[Start of Information provided]

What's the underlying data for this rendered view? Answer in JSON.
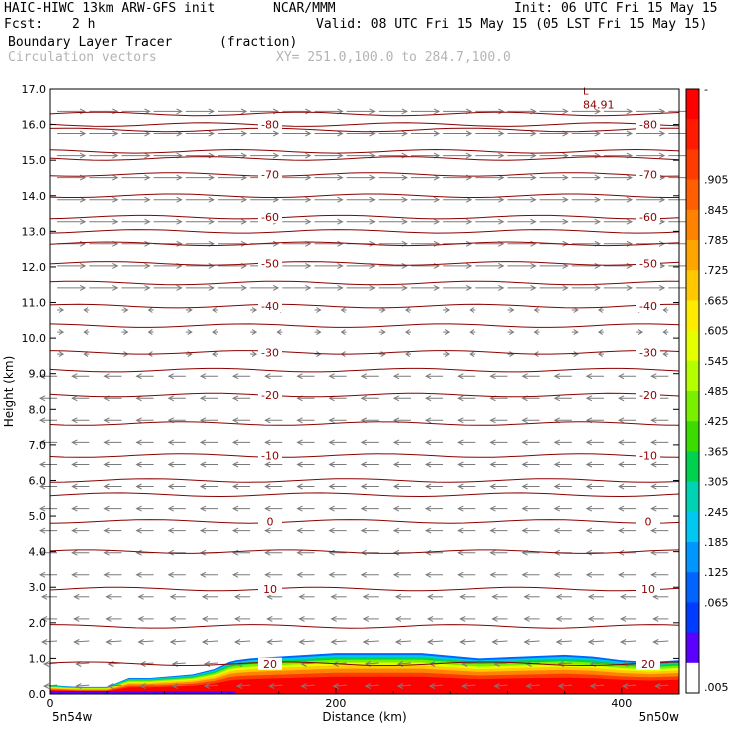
{
  "header": {
    "model": "HAIC-HIWC 13km ARW-GFS init",
    "org": "NCAR/MMM",
    "init": "Init: 06 UTC Fri 15 May 15",
    "fcst_label": "Fcst:",
    "fcst_value": "2 h",
    "valid": "Valid: 08 UTC Fri 15 May 15 (05 LST Fri 15 May 15)",
    "field": "Boundary Layer Tracer",
    "units": "(fraction)",
    "vectors": "Circulation vectors",
    "xy": "XY= 251.0,100.0 to 284.7,100.0"
  },
  "chart_data": {
    "type": "cross-section",
    "xlabel": "Distance (km)",
    "ylabel": "Height (km)",
    "xlim": [
      0,
      440
    ],
    "ylim": [
      0,
      17
    ],
    "x_ticks": [
      "0",
      "200",
      "400"
    ],
    "x_tick_values": [
      0,
      200,
      400
    ],
    "y_ticks": [
      "0.0",
      "1.0",
      "2.0",
      "3.0",
      "4.0",
      "5.0",
      "6.0",
      "7.0",
      "8.0",
      "9.0",
      "10.0",
      "11.0",
      "12.0",
      "13.0",
      "14.0",
      "15.0",
      "16.0",
      "17.0"
    ],
    "endpoint_left": "5n54w",
    "endpoint_right": "5n50w",
    "colorbar": {
      "labels": [
        "-",
        ".905",
        ".845",
        ".785",
        ".725",
        ".665",
        ".605",
        ".545",
        ".485",
        ".425",
        ".365",
        ".305",
        ".245",
        ".185",
        ".125",
        ".065",
        ".005"
      ],
      "colors": [
        "#ff0000",
        "#ff1a00",
        "#ff3c00",
        "#ff5f00",
        "#ff8300",
        "#ffa500",
        "#ffc800",
        "#ffeb00",
        "#e6ff00",
        "#b4ff00",
        "#78f000",
        "#3cdc00",
        "#00d250",
        "#00d2b4",
        "#00c8f0",
        "#0096ff",
        "#0064ff",
        "#003cff",
        "#5a00ff",
        "#ffffff"
      ]
    },
    "tracer_top": {
      "x": [
        0,
        20,
        40,
        55,
        70,
        85,
        100,
        115,
        125,
        130,
        140,
        160,
        200,
        260,
        300,
        330,
        360,
        380,
        400,
        420,
        440
      ],
      "y": [
        0.25,
        0.2,
        0.2,
        0.45,
        0.45,
        0.5,
        0.55,
        0.7,
        0.9,
        0.95,
        1.0,
        1.05,
        1.15,
        1.15,
        1.0,
        1.05,
        1.1,
        1.05,
        0.95,
        0.9,
        0.95
      ]
    },
    "contours": {
      "color": "#8b0000",
      "levels": [
        {
          "label": "-80",
          "y": 16.0
        },
        {
          "label": "-70",
          "y": 14.6
        },
        {
          "label": "-60",
          "y": 13.4
        },
        {
          "label": "-50",
          "y": 12.1
        },
        {
          "label": "-40",
          "y": 10.9
        },
        {
          "label": "-30",
          "y": 9.6
        },
        {
          "label": "-20",
          "y": 8.4
        },
        {
          "label": "-10",
          "y": 6.7
        },
        {
          "label": "0",
          "y": 4.85
        },
        {
          "label": "10",
          "y": 2.95
        },
        {
          "label": "20",
          "y": 0.85
        }
      ],
      "extra_lines": [
        16.3,
        15.85,
        15.25,
        15.05,
        14.0,
        13.0,
        12.65,
        11.55,
        10.35,
        9.1,
        7.6,
        6.0,
        5.6,
        4.0,
        1.9
      ],
      "max_label": "84.91"
    }
  }
}
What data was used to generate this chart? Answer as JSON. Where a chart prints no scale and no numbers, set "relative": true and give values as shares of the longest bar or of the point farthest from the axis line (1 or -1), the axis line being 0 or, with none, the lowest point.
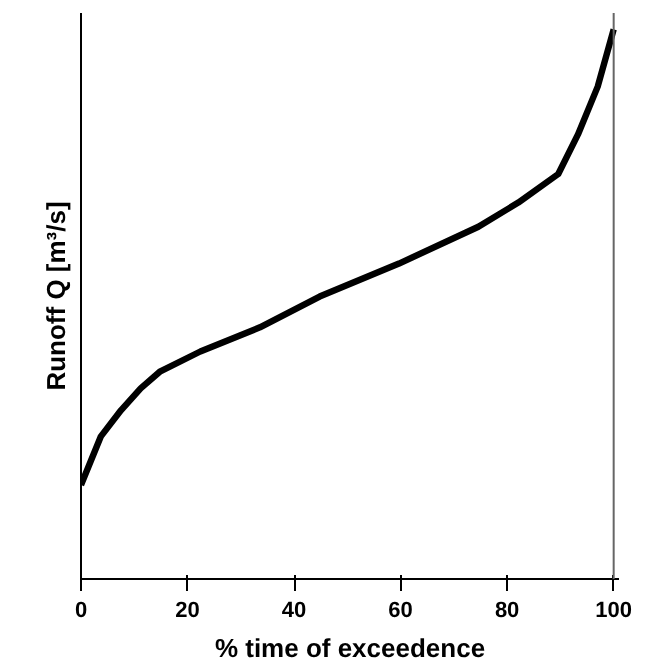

[End of Information provided]

Every record above should be transcribed exactly; the pictures stay out of the copy.

_Expected answer:_
What's the underlying data for this rendered view? Answer in JSON.
{
  "header": {
    "model": "HAIC-HIWC 13km ARW-GFS init",
    "org": "NCAR/MMM",
    "init": "Init: 06 UTC Fri 15 May 15",
    "fcst_label": "Fcst:",
    "fcst_value": "2 h",
    "valid": "Valid: 08 UTC Fri 15 May 15 (05 LST Fri 15 May 15)",
    "field": "Boundary Layer Tracer",
    "units": "(fraction)",
    "vectors": "Circulation vectors",
    "xy": "XY= 251.0,100.0 to 284.7,100.0"
  },
  "chart_data": {
    "type": "cross-section",
    "xlabel": "Distance (km)",
    "ylabel": "Height (km)",
    "xlim": [
      0,
      440
    ],
    "ylim": [
      0,
      17
    ],
    "x_ticks": [
      "0",
      "200",
      "400"
    ],
    "x_tick_values": [
      0,
      200,
      400
    ],
    "y_ticks": [
      "0.0",
      "1.0",
      "2.0",
      "3.0",
      "4.0",
      "5.0",
      "6.0",
      "7.0",
      "8.0",
      "9.0",
      "10.0",
      "11.0",
      "12.0",
      "13.0",
      "14.0",
      "15.0",
      "16.0",
      "17.0"
    ],
    "endpoint_left": "5n54w",
    "endpoint_right": "5n50w",
    "colorbar": {
      "labels": [
        "-",
        ".905",
        ".845",
        ".785",
        ".725",
        ".665",
        ".605",
        ".545",
        ".485",
        ".425",
        ".365",
        ".305",
        ".245",
        ".185",
        ".125",
        ".065",
        ".005"
      ],
      "colors": [
        "#ff0000",
        "#ff1a00",
        "#ff3c00",
        "#ff5f00",
        "#ff8300",
        "#ffa500",
        "#ffc800",
        "#ffeb00",
        "#e6ff00",
        "#b4ff00",
        "#78f000",
        "#3cdc00",
        "#00d250",
        "#00d2b4",
        "#00c8f0",
        "#0096ff",
        "#0064ff",
        "#003cff",
        "#5a00ff",
        "#ffffff"
      ]
    },
    "tracer_top": {
      "x": [
        0,
        20,
        40,
        55,
        70,
        85,
        100,
        115,
        125,
        130,
        140,
        160,
        200,
        260,
        300,
        330,
        360,
        380,
        400,
        420,
        440
      ],
      "y": [
        0.25,
        0.2,
        0.2,
        0.45,
        0.45,
        0.5,
        0.55,
        0.7,
        0.9,
        0.95,
        1.0,
        1.05,
        1.15,
        1.15,
        1.0,
        1.05,
        1.1,
        1.05,
        0.95,
        0.9,
        0.95
      ]
    },
    "contours": {
      "color": "#8b0000",
      "levels": [
        {
          "label": "-80",
          "y": 16.0
        },
        {
          "label": "-70",
          "y": 14.6
        },
        {
          "label": "-60",
          "y": 13.4
        },
        {
          "label": "-50",
          "y": 12.1
        },
        {
          "label": "-40",
          "y": 10.9
        },
        {
          "label": "-30",
          "y": 9.6
        },
        {
          "label": "-20",
          "y": 8.4
        },
        {
          "label": "-10",
          "y": 6.7
        },
        {
          "label": "0",
          "y": 4.85
        },
        {
          "label": "10",
          "y": 2.95
        },
        {
          "label": "20",
          "y": 0.85
        }
      ],
      "extra_lines": [
        16.3,
        15.85,
        15.25,
        15.05,
        14.0,
        13.0,
        12.65,
        11.55,
        10.35,
        9.1,
        7.6,
        6.0,
        5.6,
        4.0,
        1.9
      ],
      "max_label": "84.91"
    }
  }
}
What data was used to generate this chart? Answer as JSON. Where a chart prints no scale and no numbers, set "relative": true and give values as shares of the longest bar or of the point farthest from the axis line (1 or -1), the axis line being 0 or, with none, the lowest point.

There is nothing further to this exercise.